-- START OF Dataset --

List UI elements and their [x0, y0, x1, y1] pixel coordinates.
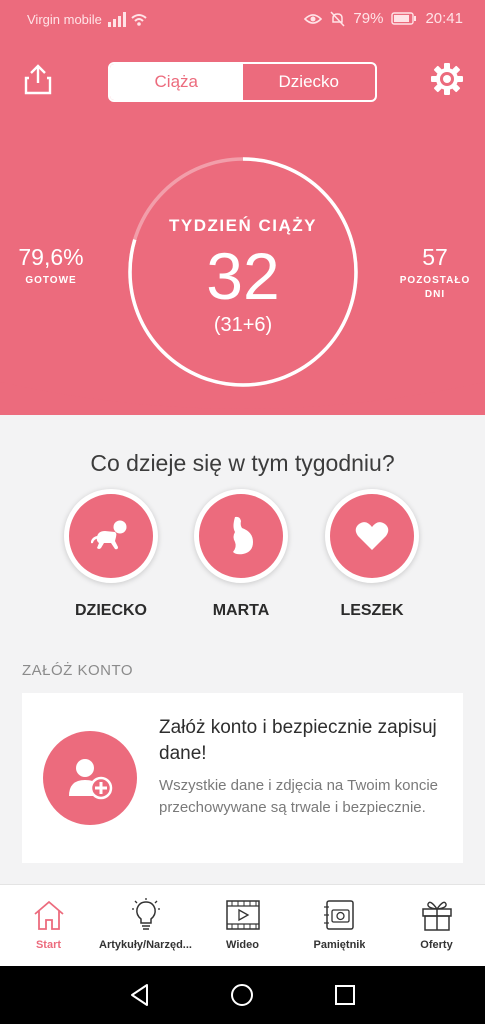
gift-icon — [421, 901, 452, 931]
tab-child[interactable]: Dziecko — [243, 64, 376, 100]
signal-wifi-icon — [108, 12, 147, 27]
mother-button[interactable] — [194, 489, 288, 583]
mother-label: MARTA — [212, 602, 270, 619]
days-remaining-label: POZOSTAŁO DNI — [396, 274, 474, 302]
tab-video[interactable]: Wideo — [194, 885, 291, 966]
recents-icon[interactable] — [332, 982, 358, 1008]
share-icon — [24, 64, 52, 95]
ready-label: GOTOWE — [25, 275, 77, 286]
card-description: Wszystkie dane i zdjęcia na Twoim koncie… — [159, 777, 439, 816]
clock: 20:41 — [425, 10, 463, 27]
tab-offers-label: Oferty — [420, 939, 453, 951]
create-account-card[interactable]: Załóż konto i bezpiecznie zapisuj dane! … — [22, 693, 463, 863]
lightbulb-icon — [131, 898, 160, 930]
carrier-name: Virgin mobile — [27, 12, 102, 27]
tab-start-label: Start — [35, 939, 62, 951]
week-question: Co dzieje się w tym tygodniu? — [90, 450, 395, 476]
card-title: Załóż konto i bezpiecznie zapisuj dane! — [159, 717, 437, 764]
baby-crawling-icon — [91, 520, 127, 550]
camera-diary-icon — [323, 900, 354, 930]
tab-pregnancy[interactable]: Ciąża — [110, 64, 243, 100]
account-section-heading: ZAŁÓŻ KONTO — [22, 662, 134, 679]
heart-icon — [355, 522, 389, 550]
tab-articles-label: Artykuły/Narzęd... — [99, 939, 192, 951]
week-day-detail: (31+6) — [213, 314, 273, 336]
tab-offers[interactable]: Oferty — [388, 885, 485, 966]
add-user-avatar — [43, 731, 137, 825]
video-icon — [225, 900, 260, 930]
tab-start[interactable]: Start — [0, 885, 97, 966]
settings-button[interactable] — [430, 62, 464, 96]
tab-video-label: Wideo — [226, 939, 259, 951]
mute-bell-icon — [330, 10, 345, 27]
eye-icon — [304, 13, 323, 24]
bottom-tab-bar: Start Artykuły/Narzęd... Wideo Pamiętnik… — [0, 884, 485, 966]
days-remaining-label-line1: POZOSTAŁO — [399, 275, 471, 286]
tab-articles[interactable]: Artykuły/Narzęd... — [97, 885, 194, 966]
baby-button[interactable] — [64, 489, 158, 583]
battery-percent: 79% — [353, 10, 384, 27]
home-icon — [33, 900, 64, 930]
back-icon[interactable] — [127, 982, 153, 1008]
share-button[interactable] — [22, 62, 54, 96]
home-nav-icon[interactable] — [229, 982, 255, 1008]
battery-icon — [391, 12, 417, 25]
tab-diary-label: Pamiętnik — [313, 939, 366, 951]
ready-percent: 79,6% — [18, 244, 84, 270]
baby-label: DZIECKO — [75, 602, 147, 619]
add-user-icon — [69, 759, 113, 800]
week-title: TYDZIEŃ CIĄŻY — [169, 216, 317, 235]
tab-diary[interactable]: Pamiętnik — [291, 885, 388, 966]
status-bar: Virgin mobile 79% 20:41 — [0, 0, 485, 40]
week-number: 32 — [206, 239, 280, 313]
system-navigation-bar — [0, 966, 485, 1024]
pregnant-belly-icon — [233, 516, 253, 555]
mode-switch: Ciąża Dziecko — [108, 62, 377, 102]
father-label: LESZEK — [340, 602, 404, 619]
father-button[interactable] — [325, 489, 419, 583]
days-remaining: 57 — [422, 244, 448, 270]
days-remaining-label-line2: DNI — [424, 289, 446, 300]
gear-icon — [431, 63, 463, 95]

-- END OF Dataset --
-- START OF Dataset --

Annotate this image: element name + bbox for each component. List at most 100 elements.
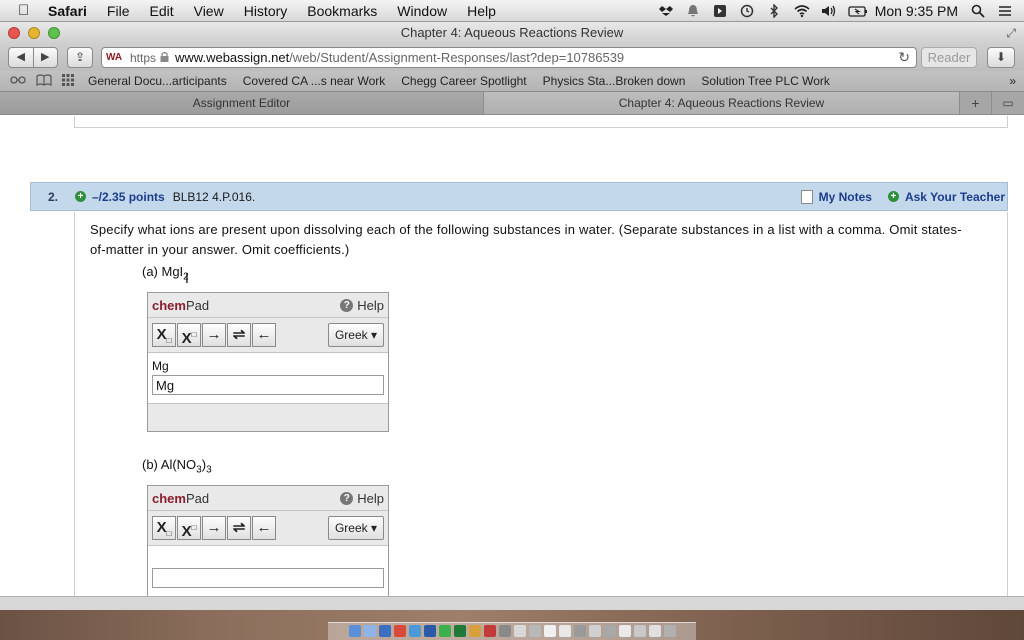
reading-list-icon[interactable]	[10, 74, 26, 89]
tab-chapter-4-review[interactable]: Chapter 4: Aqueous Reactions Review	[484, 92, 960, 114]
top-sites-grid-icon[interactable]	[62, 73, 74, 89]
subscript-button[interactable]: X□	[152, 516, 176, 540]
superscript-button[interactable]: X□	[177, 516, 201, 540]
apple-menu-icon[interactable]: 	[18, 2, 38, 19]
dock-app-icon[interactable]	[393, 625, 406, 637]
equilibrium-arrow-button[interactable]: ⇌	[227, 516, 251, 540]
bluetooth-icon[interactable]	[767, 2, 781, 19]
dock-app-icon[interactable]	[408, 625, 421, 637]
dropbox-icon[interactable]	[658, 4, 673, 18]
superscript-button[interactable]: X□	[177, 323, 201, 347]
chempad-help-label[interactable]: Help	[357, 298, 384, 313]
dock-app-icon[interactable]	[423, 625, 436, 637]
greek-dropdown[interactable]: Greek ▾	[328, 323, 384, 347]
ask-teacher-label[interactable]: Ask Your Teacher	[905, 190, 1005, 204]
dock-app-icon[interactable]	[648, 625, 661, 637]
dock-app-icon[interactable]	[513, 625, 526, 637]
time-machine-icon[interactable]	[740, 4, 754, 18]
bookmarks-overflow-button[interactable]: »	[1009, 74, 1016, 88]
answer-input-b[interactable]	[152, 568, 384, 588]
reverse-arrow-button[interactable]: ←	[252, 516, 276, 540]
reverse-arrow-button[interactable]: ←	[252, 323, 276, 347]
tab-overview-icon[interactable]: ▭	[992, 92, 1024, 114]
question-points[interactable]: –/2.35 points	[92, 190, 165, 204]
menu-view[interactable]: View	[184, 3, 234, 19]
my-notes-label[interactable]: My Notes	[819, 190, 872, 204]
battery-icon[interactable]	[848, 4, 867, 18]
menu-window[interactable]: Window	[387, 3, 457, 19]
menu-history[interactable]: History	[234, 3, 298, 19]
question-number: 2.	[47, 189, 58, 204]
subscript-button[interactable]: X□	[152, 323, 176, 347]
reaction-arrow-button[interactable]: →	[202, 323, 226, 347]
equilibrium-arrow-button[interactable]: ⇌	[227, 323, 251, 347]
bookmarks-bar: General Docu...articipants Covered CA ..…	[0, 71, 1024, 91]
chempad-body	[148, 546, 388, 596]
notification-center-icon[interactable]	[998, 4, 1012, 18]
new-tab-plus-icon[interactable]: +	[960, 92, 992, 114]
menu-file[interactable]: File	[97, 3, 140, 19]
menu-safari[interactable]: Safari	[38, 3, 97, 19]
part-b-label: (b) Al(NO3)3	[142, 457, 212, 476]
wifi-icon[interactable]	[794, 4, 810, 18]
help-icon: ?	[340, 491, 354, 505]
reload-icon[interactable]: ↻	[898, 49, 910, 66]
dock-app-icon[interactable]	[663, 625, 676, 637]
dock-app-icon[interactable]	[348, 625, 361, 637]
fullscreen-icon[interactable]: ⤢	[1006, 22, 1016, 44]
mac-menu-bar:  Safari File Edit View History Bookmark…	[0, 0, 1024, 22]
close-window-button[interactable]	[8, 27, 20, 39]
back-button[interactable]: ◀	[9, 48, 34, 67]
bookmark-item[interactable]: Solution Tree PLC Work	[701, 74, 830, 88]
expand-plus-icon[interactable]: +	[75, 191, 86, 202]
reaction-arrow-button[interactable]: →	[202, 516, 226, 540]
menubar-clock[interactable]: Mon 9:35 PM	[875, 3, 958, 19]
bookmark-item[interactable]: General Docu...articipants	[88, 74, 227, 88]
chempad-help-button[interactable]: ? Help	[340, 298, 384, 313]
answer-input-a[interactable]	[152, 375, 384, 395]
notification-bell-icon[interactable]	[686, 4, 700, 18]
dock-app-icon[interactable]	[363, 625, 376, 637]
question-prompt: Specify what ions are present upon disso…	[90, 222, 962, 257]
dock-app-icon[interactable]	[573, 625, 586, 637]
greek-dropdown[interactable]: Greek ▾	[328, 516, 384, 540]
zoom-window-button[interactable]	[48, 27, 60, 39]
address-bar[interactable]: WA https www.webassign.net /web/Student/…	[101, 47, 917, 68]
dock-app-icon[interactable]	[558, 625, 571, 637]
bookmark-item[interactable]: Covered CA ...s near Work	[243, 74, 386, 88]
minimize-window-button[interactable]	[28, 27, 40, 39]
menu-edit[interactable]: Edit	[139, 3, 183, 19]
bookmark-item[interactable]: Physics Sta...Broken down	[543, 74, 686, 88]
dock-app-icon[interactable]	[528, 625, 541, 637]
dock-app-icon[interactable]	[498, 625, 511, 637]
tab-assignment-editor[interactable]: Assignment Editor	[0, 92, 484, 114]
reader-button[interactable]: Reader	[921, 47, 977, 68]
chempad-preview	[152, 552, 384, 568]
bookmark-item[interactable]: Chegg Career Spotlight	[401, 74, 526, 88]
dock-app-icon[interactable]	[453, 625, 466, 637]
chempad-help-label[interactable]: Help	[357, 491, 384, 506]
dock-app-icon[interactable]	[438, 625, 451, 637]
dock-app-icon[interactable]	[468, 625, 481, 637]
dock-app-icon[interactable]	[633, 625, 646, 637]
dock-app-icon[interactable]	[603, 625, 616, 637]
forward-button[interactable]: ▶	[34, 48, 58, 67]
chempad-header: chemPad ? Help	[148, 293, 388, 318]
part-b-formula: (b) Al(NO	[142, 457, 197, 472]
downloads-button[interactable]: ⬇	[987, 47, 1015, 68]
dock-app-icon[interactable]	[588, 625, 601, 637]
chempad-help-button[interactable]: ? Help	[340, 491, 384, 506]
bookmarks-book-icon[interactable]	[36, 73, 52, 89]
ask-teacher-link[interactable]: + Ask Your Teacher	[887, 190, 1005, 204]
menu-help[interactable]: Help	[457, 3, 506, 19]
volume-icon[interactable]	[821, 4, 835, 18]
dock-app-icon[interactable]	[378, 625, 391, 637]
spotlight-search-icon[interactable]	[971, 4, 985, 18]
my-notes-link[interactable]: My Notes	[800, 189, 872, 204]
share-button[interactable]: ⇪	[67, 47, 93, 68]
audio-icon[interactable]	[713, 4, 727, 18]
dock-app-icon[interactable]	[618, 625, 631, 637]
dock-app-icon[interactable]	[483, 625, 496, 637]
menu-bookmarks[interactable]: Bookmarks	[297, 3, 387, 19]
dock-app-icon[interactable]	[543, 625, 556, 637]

-- END OF Dataset --

**Work to complete**
Rewrite the rows starting with the line that contains "74, 26, 89]" and going on through the line that contains "516, 176, 540]", replacing "Aqueous Reactions" with "Aqueous Solutions" and leaving everything else the same.

**Exercise result**
reading-list-icon[interactable]	[10, 74, 26, 89]
tab-chapter-4-review[interactable]: Chapter 4: Aqueous Solutions Review	[484, 92, 960, 114]
top-sites-grid-icon[interactable]	[62, 73, 74, 89]
subscript-button[interactable]: X□	[152, 516, 176, 540]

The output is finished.